== What you have to do ==
In the following material, identify every line holding the string "vars" and return it.

————————

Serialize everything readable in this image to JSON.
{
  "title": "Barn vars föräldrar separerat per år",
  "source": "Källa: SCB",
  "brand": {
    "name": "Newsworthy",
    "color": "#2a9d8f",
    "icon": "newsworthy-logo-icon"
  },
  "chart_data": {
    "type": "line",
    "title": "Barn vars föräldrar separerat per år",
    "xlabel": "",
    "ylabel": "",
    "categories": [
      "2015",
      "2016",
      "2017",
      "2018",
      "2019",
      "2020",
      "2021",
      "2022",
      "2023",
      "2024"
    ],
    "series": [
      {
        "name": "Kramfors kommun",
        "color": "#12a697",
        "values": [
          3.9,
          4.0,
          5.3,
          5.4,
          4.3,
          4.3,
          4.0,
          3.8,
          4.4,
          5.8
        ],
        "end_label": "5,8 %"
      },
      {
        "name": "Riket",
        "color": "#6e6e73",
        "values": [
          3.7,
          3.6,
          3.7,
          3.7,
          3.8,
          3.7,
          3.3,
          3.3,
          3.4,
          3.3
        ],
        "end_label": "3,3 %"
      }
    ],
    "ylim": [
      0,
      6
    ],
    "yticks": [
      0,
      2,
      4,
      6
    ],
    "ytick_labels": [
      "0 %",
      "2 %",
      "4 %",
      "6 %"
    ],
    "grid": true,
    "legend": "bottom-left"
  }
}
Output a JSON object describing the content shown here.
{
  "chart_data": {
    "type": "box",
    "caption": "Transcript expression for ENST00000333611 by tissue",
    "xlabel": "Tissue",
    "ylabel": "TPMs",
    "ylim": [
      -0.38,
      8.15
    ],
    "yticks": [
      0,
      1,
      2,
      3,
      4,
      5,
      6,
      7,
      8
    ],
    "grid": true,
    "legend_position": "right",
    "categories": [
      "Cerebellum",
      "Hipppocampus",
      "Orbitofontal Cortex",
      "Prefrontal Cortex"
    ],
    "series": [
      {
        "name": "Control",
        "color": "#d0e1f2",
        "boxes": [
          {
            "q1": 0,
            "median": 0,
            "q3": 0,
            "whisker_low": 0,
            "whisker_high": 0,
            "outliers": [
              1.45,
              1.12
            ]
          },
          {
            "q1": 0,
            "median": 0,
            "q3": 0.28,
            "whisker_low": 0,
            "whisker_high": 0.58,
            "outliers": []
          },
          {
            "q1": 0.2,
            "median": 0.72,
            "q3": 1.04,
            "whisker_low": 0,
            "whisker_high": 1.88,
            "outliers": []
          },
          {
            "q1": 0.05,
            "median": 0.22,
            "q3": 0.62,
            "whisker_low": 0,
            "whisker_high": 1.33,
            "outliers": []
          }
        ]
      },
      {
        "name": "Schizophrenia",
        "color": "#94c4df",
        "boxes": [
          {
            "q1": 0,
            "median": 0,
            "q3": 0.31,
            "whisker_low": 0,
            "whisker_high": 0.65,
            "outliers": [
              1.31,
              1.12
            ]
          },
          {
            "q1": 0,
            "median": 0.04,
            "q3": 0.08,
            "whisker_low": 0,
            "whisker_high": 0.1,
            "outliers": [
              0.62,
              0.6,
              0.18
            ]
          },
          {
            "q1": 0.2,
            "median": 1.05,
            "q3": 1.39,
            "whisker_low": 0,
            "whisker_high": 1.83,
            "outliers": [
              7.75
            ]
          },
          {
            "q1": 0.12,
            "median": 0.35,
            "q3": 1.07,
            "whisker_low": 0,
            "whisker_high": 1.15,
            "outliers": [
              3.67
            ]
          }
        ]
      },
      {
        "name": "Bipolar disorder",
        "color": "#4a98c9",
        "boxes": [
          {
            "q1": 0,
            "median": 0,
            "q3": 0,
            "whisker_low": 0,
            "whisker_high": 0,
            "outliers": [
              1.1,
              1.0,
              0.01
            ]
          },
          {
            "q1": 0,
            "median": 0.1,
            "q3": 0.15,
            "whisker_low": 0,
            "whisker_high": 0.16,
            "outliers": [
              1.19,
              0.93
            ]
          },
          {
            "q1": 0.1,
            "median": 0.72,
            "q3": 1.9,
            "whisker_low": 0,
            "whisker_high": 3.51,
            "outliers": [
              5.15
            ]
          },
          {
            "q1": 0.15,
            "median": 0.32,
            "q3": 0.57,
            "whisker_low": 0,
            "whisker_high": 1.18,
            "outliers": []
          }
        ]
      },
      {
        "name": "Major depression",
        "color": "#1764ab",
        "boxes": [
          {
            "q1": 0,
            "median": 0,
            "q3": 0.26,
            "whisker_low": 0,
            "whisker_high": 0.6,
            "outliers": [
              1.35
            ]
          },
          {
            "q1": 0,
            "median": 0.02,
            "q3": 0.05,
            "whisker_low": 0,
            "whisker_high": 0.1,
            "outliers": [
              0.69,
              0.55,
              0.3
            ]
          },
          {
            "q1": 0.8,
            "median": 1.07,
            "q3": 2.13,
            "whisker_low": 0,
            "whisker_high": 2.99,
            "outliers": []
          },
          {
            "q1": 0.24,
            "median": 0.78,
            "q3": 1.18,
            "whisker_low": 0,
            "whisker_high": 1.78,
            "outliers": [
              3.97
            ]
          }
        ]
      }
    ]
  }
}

————————

== Answer ==
  "title": "Barn vars föräldrar separerat per år",
    "title": "Barn vars föräldrar separerat per år",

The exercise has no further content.